> To do: Write out each line beneath this one exactly as it reads.

[Dataset excerpts]
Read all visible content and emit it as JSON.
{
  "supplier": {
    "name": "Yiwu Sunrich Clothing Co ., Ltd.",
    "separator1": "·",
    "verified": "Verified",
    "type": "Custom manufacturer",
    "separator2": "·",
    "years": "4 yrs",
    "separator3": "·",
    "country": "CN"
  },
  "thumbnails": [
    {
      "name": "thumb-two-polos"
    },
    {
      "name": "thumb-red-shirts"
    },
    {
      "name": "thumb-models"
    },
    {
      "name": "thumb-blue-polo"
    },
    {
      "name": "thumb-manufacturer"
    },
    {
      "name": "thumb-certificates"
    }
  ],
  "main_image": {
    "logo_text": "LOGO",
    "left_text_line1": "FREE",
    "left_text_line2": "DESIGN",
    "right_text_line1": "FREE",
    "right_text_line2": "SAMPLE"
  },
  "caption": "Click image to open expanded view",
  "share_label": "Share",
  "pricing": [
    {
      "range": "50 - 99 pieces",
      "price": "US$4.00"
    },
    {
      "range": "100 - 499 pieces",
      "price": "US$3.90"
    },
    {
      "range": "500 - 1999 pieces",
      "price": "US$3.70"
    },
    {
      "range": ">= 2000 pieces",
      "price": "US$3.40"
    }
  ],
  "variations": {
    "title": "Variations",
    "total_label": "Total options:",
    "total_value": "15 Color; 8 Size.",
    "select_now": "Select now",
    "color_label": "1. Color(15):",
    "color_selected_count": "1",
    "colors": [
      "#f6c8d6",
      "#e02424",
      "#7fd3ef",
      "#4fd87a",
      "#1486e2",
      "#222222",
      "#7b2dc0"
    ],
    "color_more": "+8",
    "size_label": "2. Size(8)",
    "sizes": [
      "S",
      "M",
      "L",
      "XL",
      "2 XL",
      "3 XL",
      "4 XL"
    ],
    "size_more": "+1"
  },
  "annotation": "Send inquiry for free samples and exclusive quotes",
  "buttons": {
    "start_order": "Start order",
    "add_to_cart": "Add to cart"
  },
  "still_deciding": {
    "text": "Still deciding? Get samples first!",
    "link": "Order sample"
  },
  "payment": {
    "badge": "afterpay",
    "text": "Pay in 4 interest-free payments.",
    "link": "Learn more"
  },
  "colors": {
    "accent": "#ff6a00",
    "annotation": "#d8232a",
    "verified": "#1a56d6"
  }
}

> Full solution:
Read all visible content and emit it as JSON.
{
  "supplier": {
    "name": "Yiwu Sunrich Clothing Co ., Ltd.",
    "separator1": "·",
    "verified": "Verified",
    "type": "Custom manufacturer",
    "separator2": "·",
    "years": "4 yrs",
    "separator3": "·",
    "country": "CN"
  },
  "thumbnails": [
    {
      "name": "thumb-two-polos"
    },
    {
      "name": "thumb-red-shirts"
    },
    {
      "name": "thumb-models"
    },
    {
      "name": "thumb-blue-polo"
    },
    {
      "name": "thumb-manufacturer"
    },
    {
      "name": "thumb-certificates"
    }
  ],
  "main_image": {
    "logo_text": "LOGO",
    "left_text_line1": "FREE",
    "left_text_line2": "DESIGN",
    "right_text_line1": "FREE",
    "right_text_line2": "SAMPLE"
  },
  "caption": "Click image to open expanded view",
  "share_label": "Share",
  "pricing": [
    {
      "range": "50 - 99 pieces",
      "price": "US$4.00"
    },
    {
      "range": "100 - 499 pieces",
      "price": "US$3.90"
    },
    {
      "range": "500 - 1999 pieces",
      "price": "US$3.70"
    },
    {
      "range": ">= 2000 pieces",
      "price": "US$3.40"
    }
  ],
  "variations": {
    "title": "Variations",
    "total_label": "Total options:",
    "total_value": "15 Color; 8 Size.",
    "select_now": "Select now",
    "color_label": "1. Color(15):",
    "color_selected_count": "1",
    "colors": [
      "#f6c8d6",
      "#e02424",
      "#7fd3ef",
      "#4fd87a",
      "#1486e2",
      "#222222",
      "#7b2dc0"
    ],
    "color_more": "+8",
    "size_label": "2. Size(8)",
    "sizes": [
      "S",
      "M",
      "L",
      "XL",
      "2 XL",
      "3 XL",
      "4 XL"
    ],
    "size_more": "+1"
  },
  "annotation": "Send inquiry for free samples and exclusive quotes",
  "buttons": {
    "start_order": "Start order",
    "add_to_cart": "Add to cart"
  },
  "still_deciding": {
    "text": "Still deciding? Get samples first!",
    "link": "Order sample"
  },
  "payment": {
    "badge": "afterpay",
    "text": "Pay in 4 interest-free payments.",
    "link": "Learn more"
  },
  "colors": {
    "accent": "#ff6a00",
    "annotation": "#d8232a",
    "verified": "#1a56d6"
  }
}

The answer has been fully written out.